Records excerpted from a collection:
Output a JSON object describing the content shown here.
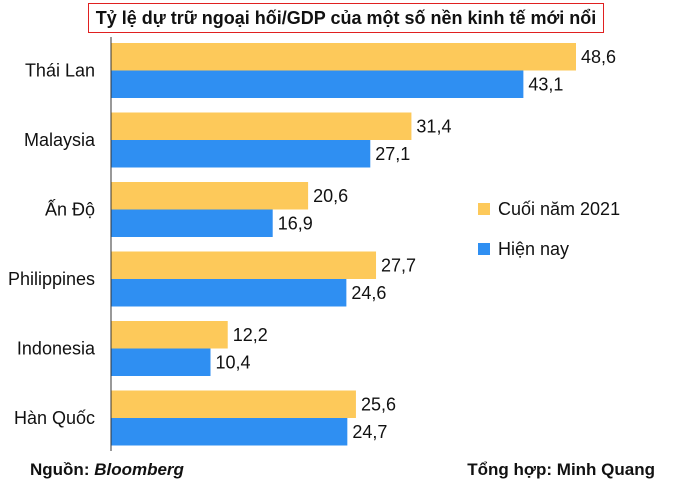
{
  "title": "Tỷ lệ dự trữ ngoại hối/GDP của một số nền kinh tế mới nổi",
  "footer": {
    "source_label": "Nguồn: ",
    "source_name": "Bloomberg",
    "compiler": "Tổng hợp: Minh Quang"
  },
  "colors": {
    "end2021": "#fdc95a",
    "now": "#2f8ff2",
    "axis": "#333333"
  },
  "chart_data": {
    "type": "bar",
    "orientation": "horizontal",
    "title": "Tỷ lệ dự trữ ngoại hối/GDP của một số nền kinh tế mới nổi",
    "categories": [
      "Thái Lan",
      "Malaysia",
      "Ấn Độ",
      "Philippines",
      "Indonesia",
      "Hàn Quốc"
    ],
    "series": [
      {
        "name": "Cuối năm 2021",
        "values": [
          48.6,
          31.4,
          20.6,
          27.7,
          12.2,
          25.6
        ],
        "labels": [
          "48,6",
          "31,4",
          "20,6",
          "27,7",
          "12,2",
          "25,6"
        ]
      },
      {
        "name": "Hiện nay",
        "values": [
          43.1,
          27.1,
          16.9,
          24.6,
          10.4,
          24.7
        ],
        "labels": [
          "43,1",
          "27,1",
          "16,9",
          "24,6",
          "10,4",
          "24,7"
        ]
      }
    ],
    "xlim": [
      0,
      50
    ],
    "legend": "right",
    "grid": false
  }
}
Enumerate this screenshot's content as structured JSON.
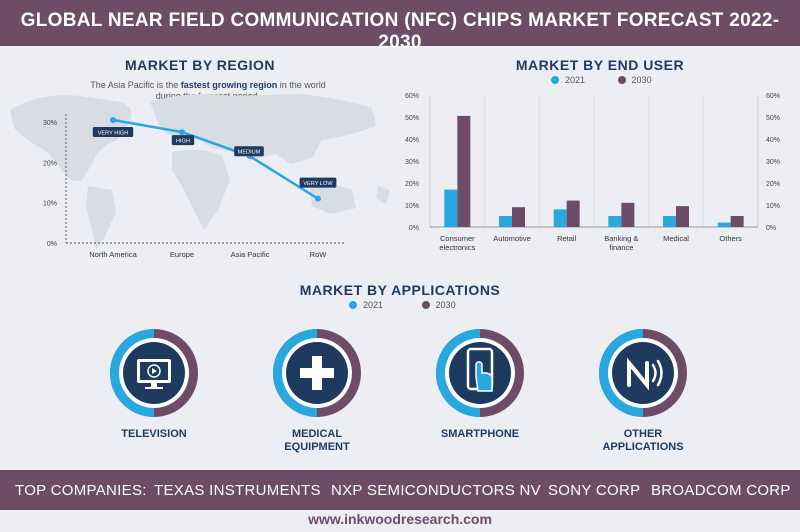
{
  "header": {
    "title": "GLOBAL NEAR FIELD COMMUNICATION (NFC) CHIPS MARKET FORECAST 2022-2030"
  },
  "colors": {
    "header_bg": "#6d4c68",
    "series_2021": "#29a8e0",
    "series_2030": "#6d4c68",
    "navy": "#1f3a5f"
  },
  "region": {
    "title": "MARKET BY REGION",
    "desc_pre": "The Asia Pacific is the ",
    "desc_bold": "fastest growing region",
    "desc_post": " in the world during the forecast period."
  },
  "end_user": {
    "title": "MARKET BY END USER"
  },
  "applications": {
    "title": "MARKET BY APPLICATIONS",
    "items": [
      {
        "label_1": "TELEVISION",
        "label_2": "",
        "icon": "television-icon"
      },
      {
        "label_1": "MEDICAL",
        "label_2": "EQUIPMENT",
        "icon": "medical-cross-icon"
      },
      {
        "label_1": "SMARTPHONE",
        "label_2": "",
        "icon": "smartphone-icon"
      },
      {
        "label_1": "OTHER",
        "label_2": "APPLICATIONS",
        "icon": "nfc-icon"
      }
    ]
  },
  "legend": {
    "l2021": "2021",
    "l2030": "2030"
  },
  "footer": {
    "label": "TOP COMPANIES:",
    "companies": [
      "TEXAS INSTRUMENTS",
      "NXP SEMICONDUCTORS NV",
      "SONY CORP",
      "BROADCOM CORP"
    ],
    "url": "www.inkwoodresearch.com"
  },
  "chart_data": [
    {
      "type": "line",
      "title": "MARKET BY REGION",
      "categories": [
        "North America",
        "Europe",
        "Asia Pacific",
        "RoW"
      ],
      "values": [
        30.5,
        27.5,
        21.5,
        11
      ],
      "point_labels": [
        "VERY HIGH",
        "HIGH",
        "MEDIUM",
        "VERY LOW"
      ],
      "yticks": [
        "0%",
        "10%",
        "20%",
        "30%"
      ],
      "ylim": [
        0,
        30
      ]
    },
    {
      "type": "bar",
      "title": "MARKET BY END USER",
      "categories": [
        [
          "Consumer",
          "electronics"
        ],
        [
          "Automotive"
        ],
        [
          "Retail"
        ],
        [
          "Banking &",
          "finance"
        ],
        [
          "Medical"
        ],
        [
          "Others"
        ]
      ],
      "series": [
        {
          "name": "2021",
          "values": [
            17,
            5,
            8,
            5,
            5,
            2
          ]
        },
        {
          "name": "2030",
          "values": [
            50.5,
            9,
            12,
            11,
            9.5,
            5
          ]
        }
      ],
      "yticks": [
        "0%",
        "10%",
        "20%",
        "30%",
        "40%",
        "50%",
        "60%"
      ],
      "ylim": [
        0,
        60
      ]
    }
  ]
}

PROBLEM REQUIREMENTS:
Using the data above, print every line exactly, omitting pictures.

TASK OUTPUT:
Output a JSON object describing the content shown here.
{
  "title": "Tỷ lệ dự trữ ngoại hối/GDP của một số nền kinh tế mới nổi",
  "footer": {
    "source_label": "Nguồn: ",
    "source_name": "Bloomberg",
    "compiler": "Tổng hợp: Minh Quang"
  },
  "colors": {
    "end2021": "#fdc95a",
    "now": "#2f8ff2",
    "axis": "#333333"
  },
  "chart_data": {
    "type": "bar",
    "orientation": "horizontal",
    "title": "Tỷ lệ dự trữ ngoại hối/GDP của một số nền kinh tế mới nổi",
    "categories": [
      "Thái Lan",
      "Malaysia",
      "Ấn Độ",
      "Philippines",
      "Indonesia",
      "Hàn Quốc"
    ],
    "series": [
      {
        "name": "Cuối năm 2021",
        "values": [
          48.6,
          31.4,
          20.6,
          27.7,
          12.2,
          25.6
        ],
        "labels": [
          "48,6",
          "31,4",
          "20,6",
          "27,7",
          "12,2",
          "25,6"
        ]
      },
      {
        "name": "Hiện nay",
        "values": [
          43.1,
          27.1,
          16.9,
          24.6,
          10.4,
          24.7
        ],
        "labels": [
          "43,1",
          "27,1",
          "16,9",
          "24,6",
          "10,4",
          "24,7"
        ]
      }
    ],
    "xlim": [
      0,
      50
    ],
    "legend": "right",
    "grid": false
  }
}
Enumerate this screenshot's content as structured JSON.
{
  "header": {
    "title": "GLOBAL NEAR FIELD COMMUNICATION (NFC) CHIPS MARKET FORECAST 2022-2030"
  },
  "colors": {
    "header_bg": "#6d4c68",
    "series_2021": "#29a8e0",
    "series_2030": "#6d4c68",
    "navy": "#1f3a5f"
  },
  "region": {
    "title": "MARKET BY REGION",
    "desc_pre": "The Asia Pacific is the ",
    "desc_bold": "fastest growing region",
    "desc_post": " in the world during the forecast period."
  },
  "end_user": {
    "title": "MARKET BY END USER"
  },
  "applications": {
    "title": "MARKET BY APPLICATIONS",
    "items": [
      {
        "label_1": "TELEVISION",
        "label_2": "",
        "icon": "television-icon"
      },
      {
        "label_1": "MEDICAL",
        "label_2": "EQUIPMENT",
        "icon": "medical-cross-icon"
      },
      {
        "label_1": "SMARTPHONE",
        "label_2": "",
        "icon": "smartphone-icon"
      },
      {
        "label_1": "OTHER",
        "label_2": "APPLICATIONS",
        "icon": "nfc-icon"
      }
    ]
  },
  "legend": {
    "l2021": "2021",
    "l2030": "2030"
  },
  "footer": {
    "label": "TOP COMPANIES:",
    "companies": [
      "TEXAS INSTRUMENTS",
      "NXP SEMICONDUCTORS NV",
      "SONY CORP",
      "BROADCOM CORP"
    ],
    "url": "www.inkwoodresearch.com"
  },
  "chart_data": [
    {
      "type": "line",
      "title": "MARKET BY REGION",
      "categories": [
        "North America",
        "Europe",
        "Asia Pacific",
        "RoW"
      ],
      "values": [
        30.5,
        27.5,
        21.5,
        11
      ],
      "point_labels": [
        "VERY HIGH",
        "HIGH",
        "MEDIUM",
        "VERY LOW"
      ],
      "yticks": [
        "0%",
        "10%",
        "20%",
        "30%"
      ],
      "ylim": [
        0,
        30
      ]
    },
    {
      "type": "bar",
      "title": "MARKET BY END USER",
      "categories": [
        [
          "Consumer",
          "electronics"
        ],
        [
          "Automotive"
        ],
        [
          "Retail"
        ],
        [
          "Banking &",
          "finance"
        ],
        [
          "Medical"
        ],
        [
          "Others"
        ]
      ],
      "series": [
        {
          "name": "2021",
          "values": [
            17,
            5,
            8,
            5,
            5,
            2
          ]
        },
        {
          "name": "2030",
          "values": [
            50.5,
            9,
            12,
            11,
            9.5,
            5
          ]
        }
      ],
      "yticks": [
        "0%",
        "10%",
        "20%",
        "30%",
        "40%",
        "50%",
        "60%"
      ],
      "ylim": [
        0,
        60
      ]
    }
  ]
}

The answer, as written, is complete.